Extrait choisi

-*-*-

Le plan social sans précédent pour l'ancien fleuron de la finance allemande porte sur un cinquième des effectifs. Il est considéré comme celui de la dernière chance pour l'entreprise, qui tente de sortir des difficultés dans lesquelles elle s'enfonce depuis plusieurs années. Deutsche Bank veut recentrer ses activités vers des métiers plus stables, la banque de détail et la banque dite transactionnelle pour les entreprises, en même temps qu'un recentrage géographique sur l'Europe et l'Allemagne. Jadis principal pourvoyeur de bénéfice et grande priorité du groupe, le secteur de la banque d'investissement est rangé peu ou prou aux oubliettes.

-*-*-

Action à mener 1
D'après l'extrait sur Deutsche Bank, quelle part des effectifs le plan social concerne-t-il ?
Action à mener 2
Recopiez le passage de l'extrait sur Deutsche Bank de « Le plan social » à « prou aux oubliettes. ».

Entrées de la collection:
-*-*-

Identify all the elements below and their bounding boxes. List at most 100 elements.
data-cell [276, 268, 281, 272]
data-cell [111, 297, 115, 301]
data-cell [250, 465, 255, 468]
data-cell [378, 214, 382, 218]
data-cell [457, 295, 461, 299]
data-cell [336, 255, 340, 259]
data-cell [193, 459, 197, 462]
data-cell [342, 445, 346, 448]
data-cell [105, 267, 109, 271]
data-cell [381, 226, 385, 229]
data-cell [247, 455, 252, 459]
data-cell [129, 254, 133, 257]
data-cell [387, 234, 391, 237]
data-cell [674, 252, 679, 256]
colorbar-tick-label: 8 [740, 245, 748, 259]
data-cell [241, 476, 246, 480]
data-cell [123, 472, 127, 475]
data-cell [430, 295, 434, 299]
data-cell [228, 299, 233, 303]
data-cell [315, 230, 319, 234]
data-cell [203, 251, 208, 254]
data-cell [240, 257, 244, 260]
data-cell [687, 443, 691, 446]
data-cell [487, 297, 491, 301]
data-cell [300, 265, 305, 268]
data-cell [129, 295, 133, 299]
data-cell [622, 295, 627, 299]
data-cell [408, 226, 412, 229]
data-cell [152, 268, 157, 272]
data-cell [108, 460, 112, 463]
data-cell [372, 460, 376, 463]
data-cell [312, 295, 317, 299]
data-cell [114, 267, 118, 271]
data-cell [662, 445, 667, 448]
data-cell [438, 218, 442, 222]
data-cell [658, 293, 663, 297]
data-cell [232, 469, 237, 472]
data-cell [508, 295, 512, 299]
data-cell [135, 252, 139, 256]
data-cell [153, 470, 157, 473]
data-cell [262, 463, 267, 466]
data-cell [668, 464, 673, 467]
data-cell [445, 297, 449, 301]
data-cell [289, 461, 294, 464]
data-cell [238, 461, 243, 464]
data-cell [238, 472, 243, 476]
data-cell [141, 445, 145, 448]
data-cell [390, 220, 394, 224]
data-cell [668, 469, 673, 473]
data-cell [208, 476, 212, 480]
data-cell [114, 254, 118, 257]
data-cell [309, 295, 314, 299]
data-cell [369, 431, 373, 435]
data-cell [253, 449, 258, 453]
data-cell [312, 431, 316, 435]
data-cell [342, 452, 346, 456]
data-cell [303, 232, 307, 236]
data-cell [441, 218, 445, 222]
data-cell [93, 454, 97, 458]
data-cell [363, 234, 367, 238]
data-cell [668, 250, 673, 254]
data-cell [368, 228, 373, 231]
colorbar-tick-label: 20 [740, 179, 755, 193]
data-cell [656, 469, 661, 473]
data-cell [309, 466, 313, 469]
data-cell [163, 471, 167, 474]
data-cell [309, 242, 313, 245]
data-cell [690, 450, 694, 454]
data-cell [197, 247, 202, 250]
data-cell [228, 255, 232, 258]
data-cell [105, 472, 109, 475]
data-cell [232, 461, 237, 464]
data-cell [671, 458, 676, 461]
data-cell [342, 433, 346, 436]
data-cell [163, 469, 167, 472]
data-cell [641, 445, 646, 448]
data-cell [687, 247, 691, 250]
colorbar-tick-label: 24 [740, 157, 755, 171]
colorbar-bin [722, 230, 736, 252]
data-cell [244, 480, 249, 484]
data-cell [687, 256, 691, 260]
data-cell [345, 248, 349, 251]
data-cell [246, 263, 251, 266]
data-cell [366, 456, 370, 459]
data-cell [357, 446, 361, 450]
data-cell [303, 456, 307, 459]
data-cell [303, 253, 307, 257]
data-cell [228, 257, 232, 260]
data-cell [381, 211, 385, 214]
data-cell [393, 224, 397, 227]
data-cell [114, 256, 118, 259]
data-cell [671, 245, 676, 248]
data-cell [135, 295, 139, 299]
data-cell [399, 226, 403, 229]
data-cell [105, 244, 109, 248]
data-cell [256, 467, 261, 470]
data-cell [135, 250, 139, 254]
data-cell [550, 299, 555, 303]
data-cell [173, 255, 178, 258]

-*-*-

Votre réponse 1
Le plan social porte sur un cinquième des effectifs.

Votre réponse 2
Le plan social sans précédent pour l'ancien fleuron de la finance allemande porte sur un cinquième des effectifs. Il est considéré comme celui de la dernière chance pour l'entreprise, qui tente de sortir des difficultés dans lesquelles elle s'enfonce depuis plusieurs années. Deutsche Bank veut recentrer ses activités vers des métiers plus stables, la banque de détail et la banque dite transactionnelle pour les entreprises, en même temps qu'un recentrage géographique sur l'Europe et l'Allemagne. Jadis principal pourvoyeur de bénéfice et grande priorité du groupe, le secteur de la banque d'investissement est rangé peu ou prou aux oubliettes.